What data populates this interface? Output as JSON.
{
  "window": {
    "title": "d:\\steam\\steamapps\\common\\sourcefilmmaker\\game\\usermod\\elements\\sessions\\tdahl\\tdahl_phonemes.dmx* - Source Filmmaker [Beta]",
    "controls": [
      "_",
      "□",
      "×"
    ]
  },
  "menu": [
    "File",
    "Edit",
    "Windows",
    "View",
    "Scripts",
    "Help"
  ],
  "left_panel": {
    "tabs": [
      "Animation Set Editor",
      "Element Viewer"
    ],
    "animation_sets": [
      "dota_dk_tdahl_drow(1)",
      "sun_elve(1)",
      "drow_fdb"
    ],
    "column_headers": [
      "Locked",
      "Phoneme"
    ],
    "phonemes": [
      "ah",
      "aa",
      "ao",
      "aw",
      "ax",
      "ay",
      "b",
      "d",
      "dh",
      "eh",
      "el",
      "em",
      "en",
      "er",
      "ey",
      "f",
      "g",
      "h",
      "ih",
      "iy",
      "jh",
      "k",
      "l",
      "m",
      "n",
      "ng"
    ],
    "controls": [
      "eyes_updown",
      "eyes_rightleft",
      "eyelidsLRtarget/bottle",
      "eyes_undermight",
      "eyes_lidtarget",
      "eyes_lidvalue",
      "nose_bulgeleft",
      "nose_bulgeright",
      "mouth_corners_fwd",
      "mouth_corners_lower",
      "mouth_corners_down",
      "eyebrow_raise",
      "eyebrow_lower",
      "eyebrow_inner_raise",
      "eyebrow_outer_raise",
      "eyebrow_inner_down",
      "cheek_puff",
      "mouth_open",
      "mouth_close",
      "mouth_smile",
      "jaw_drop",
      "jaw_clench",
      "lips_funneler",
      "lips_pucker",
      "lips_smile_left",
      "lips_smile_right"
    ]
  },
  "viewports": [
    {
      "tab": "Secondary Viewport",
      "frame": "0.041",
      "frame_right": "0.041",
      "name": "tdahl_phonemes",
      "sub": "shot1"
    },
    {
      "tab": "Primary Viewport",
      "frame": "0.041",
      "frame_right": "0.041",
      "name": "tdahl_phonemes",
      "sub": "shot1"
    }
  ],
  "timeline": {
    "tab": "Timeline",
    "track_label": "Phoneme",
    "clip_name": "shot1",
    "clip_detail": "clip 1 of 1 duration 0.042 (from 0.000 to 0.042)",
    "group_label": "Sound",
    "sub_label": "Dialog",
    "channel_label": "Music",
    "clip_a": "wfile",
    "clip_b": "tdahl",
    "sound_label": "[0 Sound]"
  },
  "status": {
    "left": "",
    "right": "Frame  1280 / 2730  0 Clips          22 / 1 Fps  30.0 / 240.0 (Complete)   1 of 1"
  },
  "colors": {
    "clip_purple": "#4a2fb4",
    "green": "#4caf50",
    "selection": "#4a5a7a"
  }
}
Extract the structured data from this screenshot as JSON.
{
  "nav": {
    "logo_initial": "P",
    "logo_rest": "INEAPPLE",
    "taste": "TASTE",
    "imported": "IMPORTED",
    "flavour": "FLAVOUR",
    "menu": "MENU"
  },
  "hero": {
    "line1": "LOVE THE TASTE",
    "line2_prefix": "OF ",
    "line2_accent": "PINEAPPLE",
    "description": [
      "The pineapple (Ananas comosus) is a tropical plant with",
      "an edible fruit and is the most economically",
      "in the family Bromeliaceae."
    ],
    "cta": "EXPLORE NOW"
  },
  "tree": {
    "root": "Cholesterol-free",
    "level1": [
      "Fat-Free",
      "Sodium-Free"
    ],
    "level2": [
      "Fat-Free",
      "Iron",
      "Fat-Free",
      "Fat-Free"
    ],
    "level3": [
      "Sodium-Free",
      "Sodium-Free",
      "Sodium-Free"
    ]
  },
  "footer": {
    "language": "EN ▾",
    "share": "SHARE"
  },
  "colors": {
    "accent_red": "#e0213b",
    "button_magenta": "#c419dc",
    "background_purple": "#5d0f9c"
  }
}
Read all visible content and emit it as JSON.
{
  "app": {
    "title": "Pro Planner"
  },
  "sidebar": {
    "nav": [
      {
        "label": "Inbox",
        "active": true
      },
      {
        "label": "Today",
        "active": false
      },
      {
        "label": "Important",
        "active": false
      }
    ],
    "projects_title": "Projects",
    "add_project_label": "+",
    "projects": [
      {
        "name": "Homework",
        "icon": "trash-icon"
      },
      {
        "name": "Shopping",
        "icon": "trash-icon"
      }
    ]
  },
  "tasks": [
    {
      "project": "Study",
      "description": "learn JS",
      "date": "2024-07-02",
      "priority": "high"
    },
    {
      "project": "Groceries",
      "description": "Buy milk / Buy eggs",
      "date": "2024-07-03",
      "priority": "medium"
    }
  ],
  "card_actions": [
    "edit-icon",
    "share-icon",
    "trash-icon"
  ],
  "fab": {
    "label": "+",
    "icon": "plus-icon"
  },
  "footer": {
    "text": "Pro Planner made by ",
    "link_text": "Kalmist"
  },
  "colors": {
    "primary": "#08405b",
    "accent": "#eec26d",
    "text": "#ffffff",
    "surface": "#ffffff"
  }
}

**WHAT THE TASK ASKS**
Set down the listing in full, keeping every word exactly as it is.

**SOLUTION TO THIS EXERCISE**
What data populates this interface? Output as JSON.
{
  "window": {
    "title": "d:\\steam\\steamapps\\common\\sourcefilmmaker\\game\\usermod\\elements\\sessions\\tdahl\\tdahl_phonemes.dmx* - Source Filmmaker [Beta]",
    "controls": [
      "_",
      "□",
      "×"
    ]
  },
  "menu": [
    "File",
    "Edit",
    "Windows",
    "View",
    "Scripts",
    "Help"
  ],
  "left_panel": {
    "tabs": [
      "Animation Set Editor",
      "Element Viewer"
    ],
    "animation_sets": [
      "dota_dk_tdahl_drow(1)",
      "sun_elve(1)",
      "drow_fdb"
    ],
    "column_headers": [
      "Locked",
      "Phoneme"
    ],
    "phonemes": [
      "ah",
      "aa",
      "ao",
      "aw",
      "ax",
      "ay",
      "b",
      "d",
      "dh",
      "eh",
      "el",
      "em",
      "en",
      "er",
      "ey",
      "f",
      "g",
      "h",
      "ih",
      "iy",
      "jh",
      "k",
      "l",
      "m",
      "n",
      "ng"
    ],
    "controls": [
      "eyes_updown",
      "eyes_rightleft",
      "eyelidsLRtarget/bottle",
      "eyes_undermight",
      "eyes_lidtarget",
      "eyes_lidvalue",
      "nose_bulgeleft",
      "nose_bulgeright",
      "mouth_corners_fwd",
      "mouth_corners_lower",
      "mouth_corners_down",
      "eyebrow_raise",
      "eyebrow_lower",
      "eyebrow_inner_raise",
      "eyebrow_outer_raise",
      "eyebrow_inner_down",
      "cheek_puff",
      "mouth_open",
      "mouth_close",
      "mouth_smile",
      "jaw_drop",
      "jaw_clench",
      "lips_funneler",
      "lips_pucker",
      "lips_smile_left",
      "lips_smile_right"
    ]
  },
  "viewports": [
    {
      "tab": "Secondary Viewport",
      "frame": "0.041",
      "frame_right": "0.041",
      "name": "tdahl_phonemes",
      "sub": "shot1"
    },
    {
      "tab": "Primary Viewport",
      "frame": "0.041",
      "frame_right": "0.041",
      "name": "tdahl_phonemes",
      "sub": "shot1"
    }
  ],
  "timeline": {
    "tab": "Timeline",
    "track_label": "Phoneme",
    "clip_name": "shot1",
    "clip_detail": "clip 1 of 1 duration 0.042 (from 0.000 to 0.042)",
    "group_label": "Sound",
    "sub_label": "Dialog",
    "channel_label": "Music",
    "clip_a": "wfile",
    "clip_b": "tdahl",
    "sound_label": "[0 Sound]"
  },
  "status": {
    "left": "",
    "right": "Frame  1280 / 2730  0 Clips          22 / 1 Fps  30.0 / 240.0 (Complete)   1 of 1"
  },
  "colors": {
    "clip_purple": "#4a2fb4",
    "green": "#4caf50",
    "selection": "#4a5a7a"
  }
}
Extract the structured data from this screenshot as JSON.
{
  "nav": {
    "logo_initial": "P",
    "logo_rest": "INEAPPLE",
    "taste": "TASTE",
    "imported": "IMPORTED",
    "flavour": "FLAVOUR",
    "menu": "MENU"
  },
  "hero": {
    "line1": "LOVE THE TASTE",
    "line2_prefix": "OF ",
    "line2_accent": "PINEAPPLE",
    "description": [
      "The pineapple (Ananas comosus) is a tropical plant with",
      "an edible fruit and is the most economically",
      "in the family Bromeliaceae."
    ],
    "cta": "EXPLORE NOW"
  },
  "tree": {
    "root": "Cholesterol-free",
    "level1": [
      "Fat-Free",
      "Sodium-Free"
    ],
    "level2": [
      "Fat-Free",
      "Iron",
      "Fat-Free",
      "Fat-Free"
    ],
    "level3": [
      "Sodium-Free",
      "Sodium-Free",
      "Sodium-Free"
    ]
  },
  "footer": {
    "language": "EN ▾",
    "share": "SHARE"
  },
  "colors": {
    "accent_red": "#e0213b",
    "button_magenta": "#c419dc",
    "background_purple": "#5d0f9c"
  }
}
Read all visible content and emit it as JSON.
{
  "app": {
    "title": "Pro Planner"
  },
  "sidebar": {
    "nav": [
      {
        "label": "Inbox",
        "active": true
      },
      {
        "label": "Today",
        "active": false
      },
      {
        "label": "Important",
        "active": false
      }
    ],
    "projects_title": "Projects",
    "add_project_label": "+",
    "projects": [
      {
        "name": "Homework",
        "icon": "trash-icon"
      },
      {
        "name": "Shopping",
        "icon": "trash-icon"
      }
    ]
  },
  "tasks": [
    {
      "project": "Study",
      "description": "learn JS",
      "date": "2024-07-02",
      "priority": "high"
    },
    {
      "project": "Groceries",
      "description": "Buy milk / Buy eggs",
      "date": "2024-07-03",
      "priority": "medium"
    }
  ],
  "card_actions": [
    "edit-icon",
    "share-icon",
    "trash-icon"
  ],
  "fab": {
    "label": "+",
    "icon": "plus-icon"
  },
  "footer": {
    "text": "Pro Planner made by ",
    "link_text": "Kalmist"
  },
  "colors": {
    "primary": "#08405b",
    "accent": "#eec26d",
    "text": "#ffffff",
    "surface": "#ffffff"
  }
}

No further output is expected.